** START Supplied material **
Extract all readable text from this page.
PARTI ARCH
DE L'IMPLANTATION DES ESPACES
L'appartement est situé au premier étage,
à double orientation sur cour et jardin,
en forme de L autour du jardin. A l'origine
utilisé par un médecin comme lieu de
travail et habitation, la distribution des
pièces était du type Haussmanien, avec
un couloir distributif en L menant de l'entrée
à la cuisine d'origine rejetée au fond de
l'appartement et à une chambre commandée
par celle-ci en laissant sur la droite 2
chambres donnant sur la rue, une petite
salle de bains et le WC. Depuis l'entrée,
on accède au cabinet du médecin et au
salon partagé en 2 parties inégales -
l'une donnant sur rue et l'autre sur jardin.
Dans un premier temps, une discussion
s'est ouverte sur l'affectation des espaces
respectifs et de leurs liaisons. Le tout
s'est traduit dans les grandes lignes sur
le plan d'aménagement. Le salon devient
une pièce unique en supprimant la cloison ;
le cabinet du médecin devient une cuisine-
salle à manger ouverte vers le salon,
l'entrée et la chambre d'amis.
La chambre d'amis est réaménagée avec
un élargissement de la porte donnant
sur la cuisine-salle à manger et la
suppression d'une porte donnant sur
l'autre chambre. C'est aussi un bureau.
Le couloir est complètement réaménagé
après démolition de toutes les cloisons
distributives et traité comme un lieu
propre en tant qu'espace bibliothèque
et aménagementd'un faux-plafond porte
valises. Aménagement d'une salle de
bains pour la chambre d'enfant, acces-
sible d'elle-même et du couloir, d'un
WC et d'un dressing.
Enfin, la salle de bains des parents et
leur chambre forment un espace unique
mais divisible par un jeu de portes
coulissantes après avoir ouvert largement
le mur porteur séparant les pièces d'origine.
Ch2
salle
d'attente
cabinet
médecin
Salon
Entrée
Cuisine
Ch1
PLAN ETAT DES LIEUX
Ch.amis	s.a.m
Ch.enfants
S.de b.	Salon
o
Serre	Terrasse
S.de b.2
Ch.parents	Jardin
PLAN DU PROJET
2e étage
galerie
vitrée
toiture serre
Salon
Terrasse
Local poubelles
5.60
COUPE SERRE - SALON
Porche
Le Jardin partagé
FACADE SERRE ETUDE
** END Supplied material **
The request
Write the data out again in full and exactly.

Output
Extract all readable text from this page.
PARTI ARCH
DE L'IMPLANTATION DES ESPACES
L'appartement est situé au premier étage,
à double orientation sur cour et jardin,
en forme de L autour du jardin. A l'origine
utilisé par un médecin comme lieu de
travail et habitation, la distribution des
pièces était du type Haussmanien, avec
un couloir distributif en L menant de l'entrée
à la cuisine d'origine rejetée au fond de
l'appartement et à une chambre commandée
par celle-ci en laissant sur la droite 2
chambres donnant sur la rue, une petite
salle de bains et le WC. Depuis l'entrée,
on accède au cabinet du médecin et au
salon partagé en 2 parties inégales -
l'une donnant sur rue et l'autre sur jardin.
Dans un premier temps, une discussion
s'est ouverte sur l'affectation des espaces
respectifs et de leurs liaisons. Le tout
s'est traduit dans les grandes lignes sur
le plan d'aménagement. Le salon devient
une pièce unique en supprimant la cloison ;
le cabinet du médecin devient une cuisine-
salle à manger ouverte vers le salon,
l'entrée et la chambre d'amis.
La chambre d'amis est réaménagée avec
un élargissement de la porte donnant
sur la cuisine-salle à manger et la
suppression d'une porte donnant sur
l'autre chambre. C'est aussi un bureau.
Le couloir est complètement réaménagé
après démolition de toutes les cloisons
distributives et traité comme un lieu
propre en tant qu'espace bibliothèque
et aménagementd'un faux-plafond porte
valises. Aménagement d'une salle de
bains pour la chambre d'enfant, acces-
sible d'elle-même et du couloir, d'un
WC et d'un dressing.
Enfin, la salle de bains des parents et
leur chambre forment un espace unique
mais divisible par un jeu de portes
coulissantes après avoir ouvert largement
le mur porteur séparant les pièces d'origine.
Ch2
salle
d'attente
cabinet
médecin
Salon
Entrée
Cuisine
Ch1
PLAN ETAT DES LIEUX
Ch.amis	s.a.m
Ch.enfants
S.de b.	Salon
o
Serre	Terrasse
S.de b.2
Ch.parents	Jardin
PLAN DU PROJET
2e étage
galerie
vitrée
toiture serre
Salon
Terrasse
Local poubelles
5.60
COUPE SERRE - SALON
Porche
Le Jardin partagé
FACADE SERRE ETUDE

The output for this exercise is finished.